• Your task
Take every line from the listing below that includes "negativen" and copy it.

• Data for the task
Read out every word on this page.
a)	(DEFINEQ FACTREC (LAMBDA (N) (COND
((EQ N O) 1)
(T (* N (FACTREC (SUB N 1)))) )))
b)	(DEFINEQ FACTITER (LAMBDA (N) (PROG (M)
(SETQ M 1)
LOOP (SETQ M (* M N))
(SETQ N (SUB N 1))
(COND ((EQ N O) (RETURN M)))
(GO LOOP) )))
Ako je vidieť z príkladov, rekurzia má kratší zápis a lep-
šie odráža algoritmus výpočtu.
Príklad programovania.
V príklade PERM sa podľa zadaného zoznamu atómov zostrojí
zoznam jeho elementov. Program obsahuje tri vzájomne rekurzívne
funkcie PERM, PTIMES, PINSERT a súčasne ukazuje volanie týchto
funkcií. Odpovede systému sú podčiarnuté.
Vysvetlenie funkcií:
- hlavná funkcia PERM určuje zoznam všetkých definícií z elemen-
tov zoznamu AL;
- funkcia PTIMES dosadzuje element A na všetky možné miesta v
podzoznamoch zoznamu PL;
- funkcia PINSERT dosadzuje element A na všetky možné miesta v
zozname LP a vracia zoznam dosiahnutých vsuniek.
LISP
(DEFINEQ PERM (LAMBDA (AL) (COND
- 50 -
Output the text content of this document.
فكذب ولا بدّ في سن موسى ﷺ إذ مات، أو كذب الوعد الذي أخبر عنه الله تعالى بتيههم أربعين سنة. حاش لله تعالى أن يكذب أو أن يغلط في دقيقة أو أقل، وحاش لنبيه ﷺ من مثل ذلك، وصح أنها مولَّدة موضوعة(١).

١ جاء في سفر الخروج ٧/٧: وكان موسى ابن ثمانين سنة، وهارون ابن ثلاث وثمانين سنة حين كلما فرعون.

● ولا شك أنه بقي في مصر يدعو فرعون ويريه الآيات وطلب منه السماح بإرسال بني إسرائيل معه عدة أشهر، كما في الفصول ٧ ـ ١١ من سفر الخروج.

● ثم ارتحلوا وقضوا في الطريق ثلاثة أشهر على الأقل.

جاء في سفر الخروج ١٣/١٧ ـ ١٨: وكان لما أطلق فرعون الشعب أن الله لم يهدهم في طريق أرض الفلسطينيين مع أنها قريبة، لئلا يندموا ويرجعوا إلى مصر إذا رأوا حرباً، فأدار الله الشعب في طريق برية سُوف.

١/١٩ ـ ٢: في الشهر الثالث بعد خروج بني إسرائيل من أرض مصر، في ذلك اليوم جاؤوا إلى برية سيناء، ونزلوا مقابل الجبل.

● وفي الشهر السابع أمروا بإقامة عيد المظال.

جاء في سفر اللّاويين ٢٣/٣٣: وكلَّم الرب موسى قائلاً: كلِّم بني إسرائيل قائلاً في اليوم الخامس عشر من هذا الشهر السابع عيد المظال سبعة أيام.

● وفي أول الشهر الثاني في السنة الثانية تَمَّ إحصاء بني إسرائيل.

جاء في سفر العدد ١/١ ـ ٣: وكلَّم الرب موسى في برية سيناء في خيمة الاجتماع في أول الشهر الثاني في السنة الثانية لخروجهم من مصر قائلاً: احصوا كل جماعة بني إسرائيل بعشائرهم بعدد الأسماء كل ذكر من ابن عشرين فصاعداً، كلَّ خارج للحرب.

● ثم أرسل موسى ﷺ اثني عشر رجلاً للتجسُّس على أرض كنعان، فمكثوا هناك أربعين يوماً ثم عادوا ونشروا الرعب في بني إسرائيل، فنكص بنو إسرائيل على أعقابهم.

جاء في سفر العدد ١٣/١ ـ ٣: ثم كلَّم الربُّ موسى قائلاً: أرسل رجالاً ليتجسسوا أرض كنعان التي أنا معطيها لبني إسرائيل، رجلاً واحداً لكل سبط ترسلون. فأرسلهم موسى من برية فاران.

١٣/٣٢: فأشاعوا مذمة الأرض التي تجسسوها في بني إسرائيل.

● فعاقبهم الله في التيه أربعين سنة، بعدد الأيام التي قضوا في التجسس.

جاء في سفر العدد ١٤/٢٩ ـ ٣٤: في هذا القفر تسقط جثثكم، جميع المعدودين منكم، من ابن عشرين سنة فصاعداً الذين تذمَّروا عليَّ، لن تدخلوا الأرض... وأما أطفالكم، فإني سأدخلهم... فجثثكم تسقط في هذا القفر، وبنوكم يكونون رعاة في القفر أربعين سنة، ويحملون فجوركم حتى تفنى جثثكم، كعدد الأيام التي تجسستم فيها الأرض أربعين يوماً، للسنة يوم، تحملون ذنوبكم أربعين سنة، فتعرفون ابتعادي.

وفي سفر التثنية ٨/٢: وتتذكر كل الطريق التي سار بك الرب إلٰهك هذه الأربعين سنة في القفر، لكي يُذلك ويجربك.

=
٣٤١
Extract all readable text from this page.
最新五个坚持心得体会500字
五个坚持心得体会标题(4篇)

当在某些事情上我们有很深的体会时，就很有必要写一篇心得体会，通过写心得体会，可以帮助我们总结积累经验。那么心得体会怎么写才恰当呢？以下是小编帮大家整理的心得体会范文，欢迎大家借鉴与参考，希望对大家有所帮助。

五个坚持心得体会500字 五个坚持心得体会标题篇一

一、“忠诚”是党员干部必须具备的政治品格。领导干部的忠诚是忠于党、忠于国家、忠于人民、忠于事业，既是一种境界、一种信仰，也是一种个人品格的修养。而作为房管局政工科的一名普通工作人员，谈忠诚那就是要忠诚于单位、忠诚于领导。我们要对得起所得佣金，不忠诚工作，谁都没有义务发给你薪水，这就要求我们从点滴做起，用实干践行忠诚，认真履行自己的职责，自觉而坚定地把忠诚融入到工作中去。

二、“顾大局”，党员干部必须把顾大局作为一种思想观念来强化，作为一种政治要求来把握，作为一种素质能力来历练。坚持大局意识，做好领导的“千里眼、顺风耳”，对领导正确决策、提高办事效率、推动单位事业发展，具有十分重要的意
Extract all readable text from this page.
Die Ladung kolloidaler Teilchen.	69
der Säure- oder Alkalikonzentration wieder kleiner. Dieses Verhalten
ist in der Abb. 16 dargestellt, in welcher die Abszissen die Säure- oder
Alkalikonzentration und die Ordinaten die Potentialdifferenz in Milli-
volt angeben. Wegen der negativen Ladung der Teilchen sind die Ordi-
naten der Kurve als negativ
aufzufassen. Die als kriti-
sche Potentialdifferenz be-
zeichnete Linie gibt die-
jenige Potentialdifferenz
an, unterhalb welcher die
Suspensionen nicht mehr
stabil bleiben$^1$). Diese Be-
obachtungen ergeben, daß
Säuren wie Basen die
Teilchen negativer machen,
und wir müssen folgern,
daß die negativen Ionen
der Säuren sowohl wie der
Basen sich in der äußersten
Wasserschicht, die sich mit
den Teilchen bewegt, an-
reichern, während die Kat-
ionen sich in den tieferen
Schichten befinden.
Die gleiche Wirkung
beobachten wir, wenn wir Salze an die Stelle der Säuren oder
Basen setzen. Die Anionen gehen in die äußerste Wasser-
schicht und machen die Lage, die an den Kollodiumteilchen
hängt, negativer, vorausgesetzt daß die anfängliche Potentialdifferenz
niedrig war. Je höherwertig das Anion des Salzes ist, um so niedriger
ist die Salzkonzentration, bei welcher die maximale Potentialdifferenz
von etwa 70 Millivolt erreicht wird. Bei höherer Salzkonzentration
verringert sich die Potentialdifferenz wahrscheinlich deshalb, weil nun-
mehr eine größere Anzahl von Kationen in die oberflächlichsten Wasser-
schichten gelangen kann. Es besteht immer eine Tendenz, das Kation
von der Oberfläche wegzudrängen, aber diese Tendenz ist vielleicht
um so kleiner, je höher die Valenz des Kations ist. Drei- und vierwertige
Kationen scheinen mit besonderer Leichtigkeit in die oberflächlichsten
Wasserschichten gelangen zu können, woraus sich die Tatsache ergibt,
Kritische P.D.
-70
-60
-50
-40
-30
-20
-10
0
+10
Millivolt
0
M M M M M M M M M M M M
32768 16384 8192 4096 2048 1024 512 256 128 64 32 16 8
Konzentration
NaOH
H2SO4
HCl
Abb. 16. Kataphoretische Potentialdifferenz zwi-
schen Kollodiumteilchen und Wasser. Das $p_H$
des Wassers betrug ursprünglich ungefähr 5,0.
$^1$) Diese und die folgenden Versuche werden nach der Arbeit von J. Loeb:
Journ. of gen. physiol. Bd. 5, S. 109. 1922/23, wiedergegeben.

• Written solution
volt angeben. Wegen der negativen Ladung der Teilchen sind die Ordi-
daß die negativen Ionen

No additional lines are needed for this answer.